Speed-Up Software-Defined Vehicle Development

E/E architectures, virtualization and simulation, and software factory

Software is crucial in defining vehicle functionality, leading to the rise of software-defined vehicles (SDVs). This shift offers opportunities for adding features throughout a vehicle’s life. To enable frequent software updates, vehicles are evolving towards a new electrical/electronic (E/E) architecture with centralized high-performance computing (HPC) platforms, service-oriented architecture (SOA), and “software factory” approaches with continuous integration and continuous delivery (CI/CD). The increasing complexity of automotive software also requires new competencies in software architecture, reuse, and integration.

Bounding box annotations:
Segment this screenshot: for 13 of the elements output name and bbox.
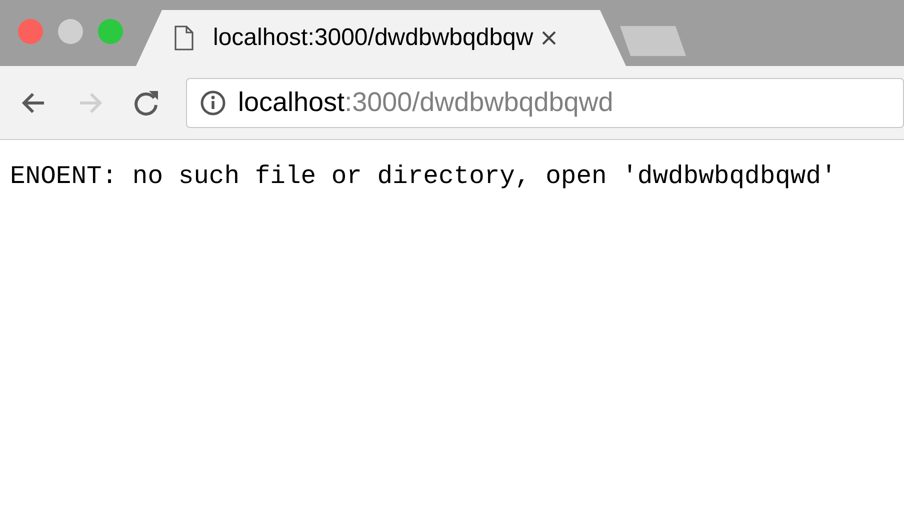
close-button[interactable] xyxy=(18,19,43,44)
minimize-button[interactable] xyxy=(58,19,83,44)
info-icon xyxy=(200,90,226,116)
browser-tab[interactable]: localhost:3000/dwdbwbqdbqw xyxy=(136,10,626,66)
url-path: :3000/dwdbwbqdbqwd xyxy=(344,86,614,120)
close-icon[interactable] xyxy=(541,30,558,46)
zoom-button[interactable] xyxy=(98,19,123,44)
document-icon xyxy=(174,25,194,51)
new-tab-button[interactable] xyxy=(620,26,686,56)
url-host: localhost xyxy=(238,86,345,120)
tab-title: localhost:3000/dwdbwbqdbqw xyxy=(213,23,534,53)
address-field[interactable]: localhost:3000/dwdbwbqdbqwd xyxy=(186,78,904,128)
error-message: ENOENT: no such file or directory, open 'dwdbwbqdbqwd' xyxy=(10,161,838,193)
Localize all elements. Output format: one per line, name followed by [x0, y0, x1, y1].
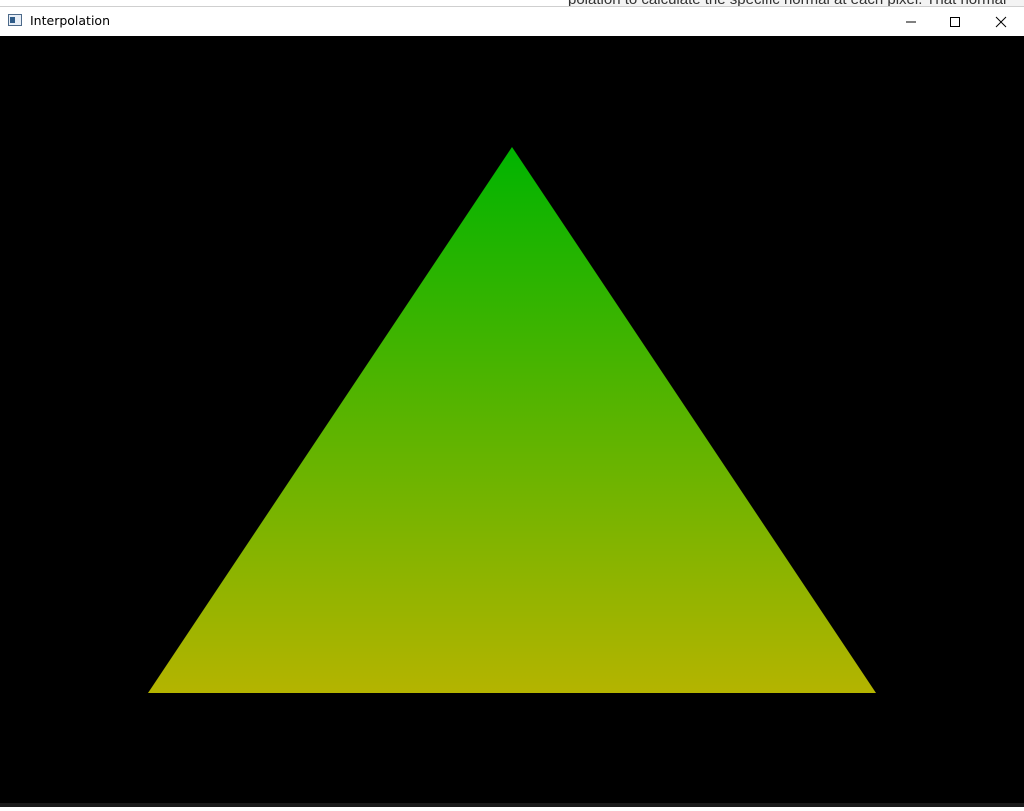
--
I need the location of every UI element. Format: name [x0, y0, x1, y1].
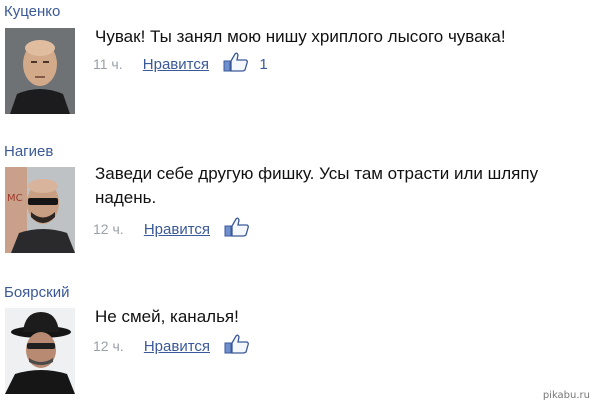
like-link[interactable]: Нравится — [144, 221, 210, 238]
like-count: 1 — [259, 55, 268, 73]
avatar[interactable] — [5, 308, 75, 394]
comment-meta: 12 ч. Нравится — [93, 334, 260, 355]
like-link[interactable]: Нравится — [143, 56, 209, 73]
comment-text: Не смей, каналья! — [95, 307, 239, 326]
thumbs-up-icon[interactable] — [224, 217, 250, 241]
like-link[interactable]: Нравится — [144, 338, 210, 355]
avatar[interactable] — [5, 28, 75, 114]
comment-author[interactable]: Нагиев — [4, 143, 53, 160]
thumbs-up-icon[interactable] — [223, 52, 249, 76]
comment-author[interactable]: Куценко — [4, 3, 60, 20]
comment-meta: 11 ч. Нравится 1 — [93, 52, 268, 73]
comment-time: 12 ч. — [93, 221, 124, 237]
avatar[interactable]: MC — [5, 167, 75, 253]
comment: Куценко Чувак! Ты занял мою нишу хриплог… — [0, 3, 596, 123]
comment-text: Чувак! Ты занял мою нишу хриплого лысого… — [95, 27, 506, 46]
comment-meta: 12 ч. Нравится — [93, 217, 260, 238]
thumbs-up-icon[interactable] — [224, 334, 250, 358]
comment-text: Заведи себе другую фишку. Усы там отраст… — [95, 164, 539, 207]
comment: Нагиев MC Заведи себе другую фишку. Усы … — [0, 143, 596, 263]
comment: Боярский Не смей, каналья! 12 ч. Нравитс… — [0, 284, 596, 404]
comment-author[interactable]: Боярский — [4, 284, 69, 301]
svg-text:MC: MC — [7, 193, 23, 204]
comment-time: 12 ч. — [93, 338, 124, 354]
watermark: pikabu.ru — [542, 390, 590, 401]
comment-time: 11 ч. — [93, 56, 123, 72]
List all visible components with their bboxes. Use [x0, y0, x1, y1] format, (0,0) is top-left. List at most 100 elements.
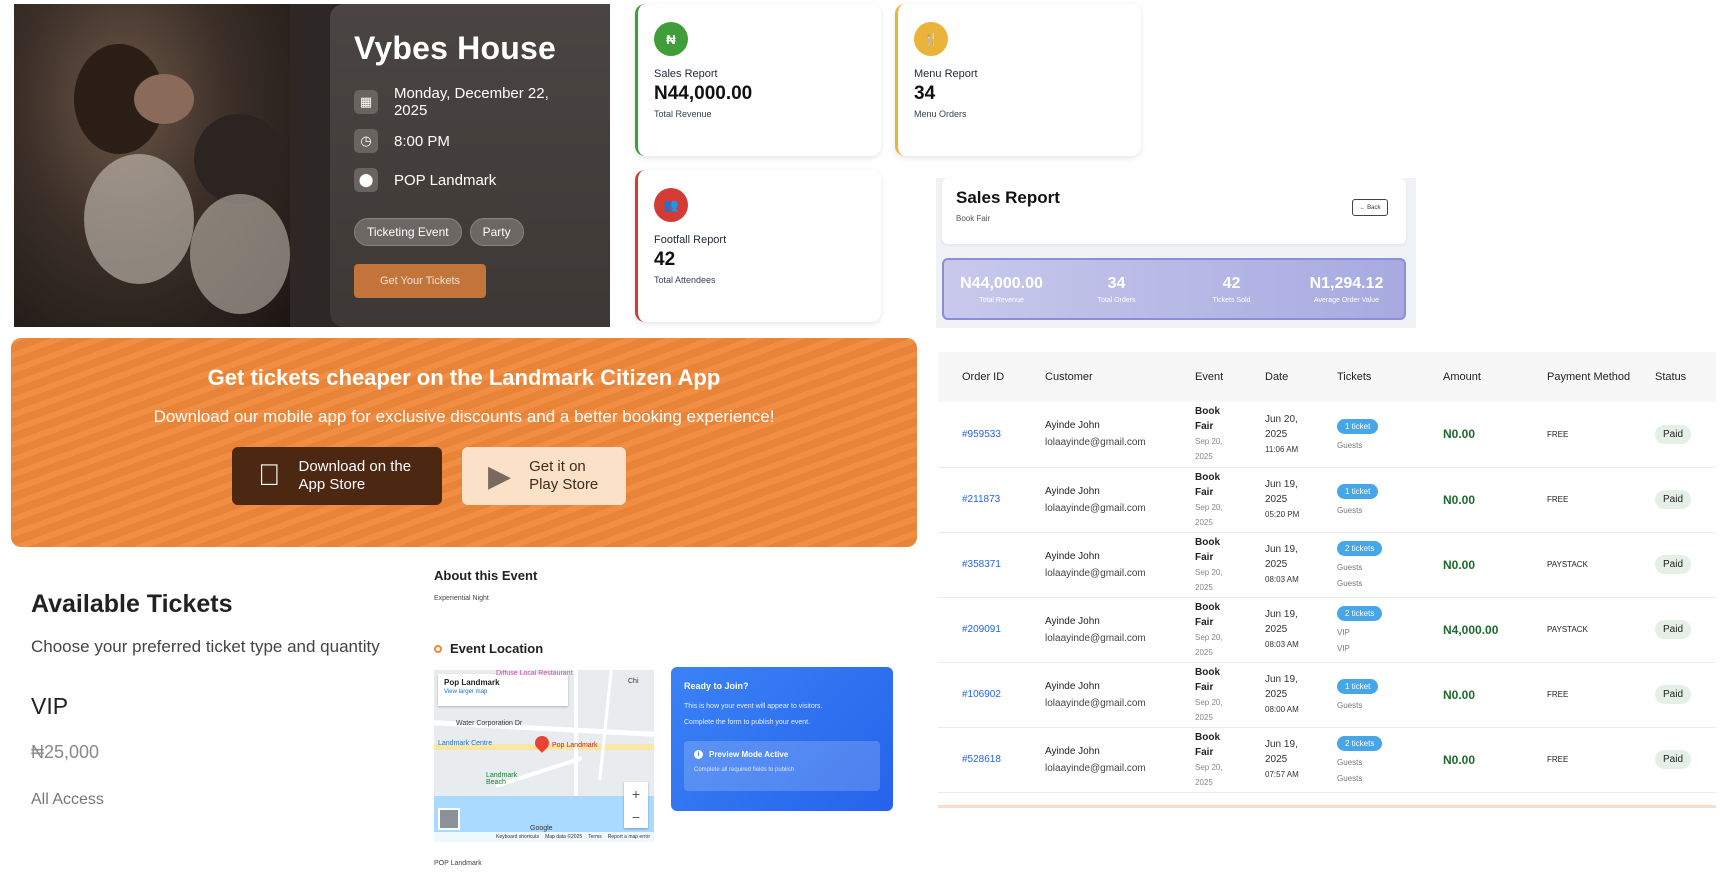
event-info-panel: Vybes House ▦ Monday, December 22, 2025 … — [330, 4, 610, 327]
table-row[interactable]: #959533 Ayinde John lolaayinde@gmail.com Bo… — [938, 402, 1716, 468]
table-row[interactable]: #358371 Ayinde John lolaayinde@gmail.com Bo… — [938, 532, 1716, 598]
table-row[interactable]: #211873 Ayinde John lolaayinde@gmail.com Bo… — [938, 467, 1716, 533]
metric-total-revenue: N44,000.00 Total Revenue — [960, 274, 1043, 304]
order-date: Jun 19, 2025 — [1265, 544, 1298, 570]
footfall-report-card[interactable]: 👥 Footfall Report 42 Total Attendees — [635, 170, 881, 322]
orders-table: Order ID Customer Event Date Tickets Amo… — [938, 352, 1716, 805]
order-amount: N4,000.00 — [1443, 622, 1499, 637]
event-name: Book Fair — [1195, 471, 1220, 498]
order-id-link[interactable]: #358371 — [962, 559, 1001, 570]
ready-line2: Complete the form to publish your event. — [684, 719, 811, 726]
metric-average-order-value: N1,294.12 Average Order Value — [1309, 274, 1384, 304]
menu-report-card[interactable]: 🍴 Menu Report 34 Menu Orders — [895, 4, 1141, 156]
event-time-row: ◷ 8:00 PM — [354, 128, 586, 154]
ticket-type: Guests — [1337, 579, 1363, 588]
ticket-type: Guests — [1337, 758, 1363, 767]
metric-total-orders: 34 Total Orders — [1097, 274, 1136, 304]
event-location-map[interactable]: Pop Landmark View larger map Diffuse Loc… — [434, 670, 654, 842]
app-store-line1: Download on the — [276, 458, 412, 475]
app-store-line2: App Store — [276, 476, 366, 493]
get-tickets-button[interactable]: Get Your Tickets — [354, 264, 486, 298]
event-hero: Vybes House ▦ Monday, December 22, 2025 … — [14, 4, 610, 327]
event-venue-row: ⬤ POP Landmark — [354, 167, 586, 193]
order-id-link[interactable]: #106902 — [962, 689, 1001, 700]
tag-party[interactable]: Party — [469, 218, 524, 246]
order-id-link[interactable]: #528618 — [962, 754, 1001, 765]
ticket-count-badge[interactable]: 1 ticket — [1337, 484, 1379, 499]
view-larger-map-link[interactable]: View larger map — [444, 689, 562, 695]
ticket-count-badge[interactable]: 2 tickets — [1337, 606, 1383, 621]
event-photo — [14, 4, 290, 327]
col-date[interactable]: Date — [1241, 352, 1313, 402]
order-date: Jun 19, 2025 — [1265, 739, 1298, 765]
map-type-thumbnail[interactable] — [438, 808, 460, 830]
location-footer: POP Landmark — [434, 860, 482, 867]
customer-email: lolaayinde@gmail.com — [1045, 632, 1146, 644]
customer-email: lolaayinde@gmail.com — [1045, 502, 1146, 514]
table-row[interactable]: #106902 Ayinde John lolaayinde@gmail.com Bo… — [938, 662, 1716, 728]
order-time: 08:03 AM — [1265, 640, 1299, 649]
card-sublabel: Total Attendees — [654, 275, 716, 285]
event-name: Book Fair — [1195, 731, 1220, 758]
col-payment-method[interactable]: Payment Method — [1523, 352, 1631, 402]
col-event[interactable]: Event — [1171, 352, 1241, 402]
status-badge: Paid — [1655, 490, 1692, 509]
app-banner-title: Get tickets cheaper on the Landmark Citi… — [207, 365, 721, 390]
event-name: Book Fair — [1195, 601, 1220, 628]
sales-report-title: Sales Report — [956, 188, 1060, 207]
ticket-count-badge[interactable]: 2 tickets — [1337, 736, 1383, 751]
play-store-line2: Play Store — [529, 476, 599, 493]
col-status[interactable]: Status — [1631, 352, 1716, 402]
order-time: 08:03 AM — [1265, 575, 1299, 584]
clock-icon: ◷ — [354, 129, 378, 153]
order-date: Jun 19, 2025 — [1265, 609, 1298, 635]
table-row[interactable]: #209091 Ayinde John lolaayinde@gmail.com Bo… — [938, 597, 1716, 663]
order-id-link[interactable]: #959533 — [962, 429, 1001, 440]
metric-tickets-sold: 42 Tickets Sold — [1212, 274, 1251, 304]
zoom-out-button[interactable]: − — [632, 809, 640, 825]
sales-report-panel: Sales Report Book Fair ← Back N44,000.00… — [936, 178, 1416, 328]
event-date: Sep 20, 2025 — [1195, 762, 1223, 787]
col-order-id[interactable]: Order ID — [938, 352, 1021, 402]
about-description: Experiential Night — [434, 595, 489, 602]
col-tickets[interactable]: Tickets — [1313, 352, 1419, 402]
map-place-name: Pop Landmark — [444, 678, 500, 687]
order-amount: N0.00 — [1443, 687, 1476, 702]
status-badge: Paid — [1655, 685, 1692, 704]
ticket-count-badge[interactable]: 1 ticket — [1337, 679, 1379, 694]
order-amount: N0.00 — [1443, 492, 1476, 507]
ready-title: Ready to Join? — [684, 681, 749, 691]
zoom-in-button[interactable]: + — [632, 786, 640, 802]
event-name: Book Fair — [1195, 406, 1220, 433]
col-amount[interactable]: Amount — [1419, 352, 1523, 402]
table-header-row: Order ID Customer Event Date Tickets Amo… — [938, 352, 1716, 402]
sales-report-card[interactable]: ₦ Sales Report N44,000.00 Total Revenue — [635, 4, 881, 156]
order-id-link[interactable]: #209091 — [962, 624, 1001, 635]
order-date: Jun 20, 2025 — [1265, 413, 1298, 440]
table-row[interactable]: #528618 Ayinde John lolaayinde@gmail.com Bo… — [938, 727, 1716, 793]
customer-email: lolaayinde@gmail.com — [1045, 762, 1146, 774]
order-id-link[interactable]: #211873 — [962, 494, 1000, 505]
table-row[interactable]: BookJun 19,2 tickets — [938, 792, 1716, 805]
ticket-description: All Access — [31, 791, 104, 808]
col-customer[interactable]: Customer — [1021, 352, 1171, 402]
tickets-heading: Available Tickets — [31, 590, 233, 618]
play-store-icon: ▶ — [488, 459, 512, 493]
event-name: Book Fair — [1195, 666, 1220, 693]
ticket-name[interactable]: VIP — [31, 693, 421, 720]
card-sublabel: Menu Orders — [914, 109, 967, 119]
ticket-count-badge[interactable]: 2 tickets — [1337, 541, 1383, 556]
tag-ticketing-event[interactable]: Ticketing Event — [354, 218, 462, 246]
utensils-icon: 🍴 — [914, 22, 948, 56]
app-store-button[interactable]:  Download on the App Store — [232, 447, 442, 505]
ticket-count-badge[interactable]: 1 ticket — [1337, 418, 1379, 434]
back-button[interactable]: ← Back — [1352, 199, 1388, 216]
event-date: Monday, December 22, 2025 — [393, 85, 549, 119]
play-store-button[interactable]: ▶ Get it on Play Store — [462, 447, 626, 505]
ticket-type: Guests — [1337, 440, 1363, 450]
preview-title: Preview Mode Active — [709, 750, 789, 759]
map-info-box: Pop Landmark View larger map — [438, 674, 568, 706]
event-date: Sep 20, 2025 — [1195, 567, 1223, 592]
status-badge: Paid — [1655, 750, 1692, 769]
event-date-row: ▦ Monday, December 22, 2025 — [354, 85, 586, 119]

Requirements >>
1/ Answer these questions about the vehicle development text:
(a) What three topics does the subheading list?
(b) What does HPC stand for?
(c) What does the increasing complexity of automotive software require?
2/ Collect every line of the records that contains the string "button".

Responses per task >>
1/
(a) E/E architectures, virtualization and simulation, and software factory
(b) High-performance computing
(c) New competencies in software architecture, reuse, and integration

2/
close-button[interactable] xyxy=(18,19,43,44)
minimize-button[interactable] xyxy=(58,19,83,44)
zoom-button[interactable] xyxy=(98,19,123,44)
new-tab-button[interactable] xyxy=(620,26,686,56)
get-tickets-button[interactable]: Get Your Tickets — [354, 264, 486, 298]
zoom-out-button[interactable]: − — [632, 809, 640, 825]
zoom-in-button[interactable]: + — [632, 786, 640, 802]
app-store-button[interactable]:  Download on the App Store — [232, 447, 442, 505]
back-button[interactable]: ← Back — [1352, 199, 1388, 216]
play-store-button[interactable]: ▶ Get it on Play Store — [462, 447, 626, 505]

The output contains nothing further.